What is needed ▸ Restate every line of the material, word for word.

Provided entries ▸
--

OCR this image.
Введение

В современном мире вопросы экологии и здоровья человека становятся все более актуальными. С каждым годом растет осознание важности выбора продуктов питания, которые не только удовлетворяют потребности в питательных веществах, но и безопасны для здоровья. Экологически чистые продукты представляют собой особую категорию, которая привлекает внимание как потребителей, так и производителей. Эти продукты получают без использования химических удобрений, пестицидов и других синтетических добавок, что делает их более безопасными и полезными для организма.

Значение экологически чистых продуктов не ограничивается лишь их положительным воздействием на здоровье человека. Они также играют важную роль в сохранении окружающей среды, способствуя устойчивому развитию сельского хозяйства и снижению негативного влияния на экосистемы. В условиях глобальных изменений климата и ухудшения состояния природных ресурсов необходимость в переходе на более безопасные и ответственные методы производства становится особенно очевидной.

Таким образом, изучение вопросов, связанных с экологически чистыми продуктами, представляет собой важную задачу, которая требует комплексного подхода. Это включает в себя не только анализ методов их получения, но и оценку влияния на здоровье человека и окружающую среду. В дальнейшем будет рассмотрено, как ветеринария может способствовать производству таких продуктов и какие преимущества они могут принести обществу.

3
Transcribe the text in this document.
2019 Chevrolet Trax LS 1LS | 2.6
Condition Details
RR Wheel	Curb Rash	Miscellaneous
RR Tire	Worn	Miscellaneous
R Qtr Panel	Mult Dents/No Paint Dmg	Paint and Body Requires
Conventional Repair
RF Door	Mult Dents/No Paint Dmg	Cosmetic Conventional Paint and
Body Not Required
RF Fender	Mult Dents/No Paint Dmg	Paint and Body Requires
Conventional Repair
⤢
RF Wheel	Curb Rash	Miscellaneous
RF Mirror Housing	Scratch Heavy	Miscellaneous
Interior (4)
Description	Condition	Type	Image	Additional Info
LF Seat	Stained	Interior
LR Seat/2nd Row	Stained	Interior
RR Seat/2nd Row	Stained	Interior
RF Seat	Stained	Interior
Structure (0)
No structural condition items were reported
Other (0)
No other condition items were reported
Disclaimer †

--

Solved problem ▸
OCR this image.
Введение

В современном мире вопросы экологии и здоровья человека становятся все более актуальными. С каждым годом растет осознание важности выбора продуктов питания, которые не только удовлетворяют потребности в питательных веществах, но и безопасны для здоровья. Экологически чистые продукты представляют собой особую категорию, которая привлекает внимание как потребителей, так и производителей. Эти продукты получают без использования химических удобрений, пестицидов и других синтетических добавок, что делает их более безопасными и полезными для организма.

Значение экологически чистых продуктов не ограничивается лишь их положительным воздействием на здоровье человека. Они также играют важную роль в сохранении окружающей среды, способствуя устойчивому развитию сельского хозяйства и снижению негативного влияния на экосистемы. В условиях глобальных изменений климата и ухудшения состояния природных ресурсов необходимость в переходе на более безопасные и ответственные методы производства становится особенно очевидной.

Таким образом, изучение вопросов, связанных с экологически чистыми продуктами, представляет собой важную задачу, которая требует комплексного подхода. Это включает в себя не только анализ методов их получения, но и оценку влияния на здоровье человека и окружающую среду. В дальнейшем будет рассмотрено, как ветеринария может способствовать производству таких продуктов и какие преимущества они могут принести обществу.

3
Transcribe the text in this document.
2019 Chevrolet Trax LS 1LS | 2.6
Condition Details
RR Wheel	Curb Rash	Miscellaneous
RR Tire	Worn	Miscellaneous
R Qtr Panel	Mult Dents/No Paint Dmg	Paint and Body Requires
Conventional Repair
RF Door	Mult Dents/No Paint Dmg	Cosmetic Conventional Paint and
Body Not Required
RF Fender	Mult Dents/No Paint Dmg	Paint and Body Requires
Conventional Repair
⤢
RF Wheel	Curb Rash	Miscellaneous
RF Mirror Housing	Scratch Heavy	Miscellaneous
Interior (4)
Description	Condition	Type	Image	Additional Info
LF Seat	Stained	Interior
LR Seat/2nd Row	Stained	Interior
RR Seat/2nd Row	Stained	Interior
RF Seat	Stained	Interior
Structure (0)
No structural condition items were reported
Other (0)
No other condition items were reported
Disclaimer †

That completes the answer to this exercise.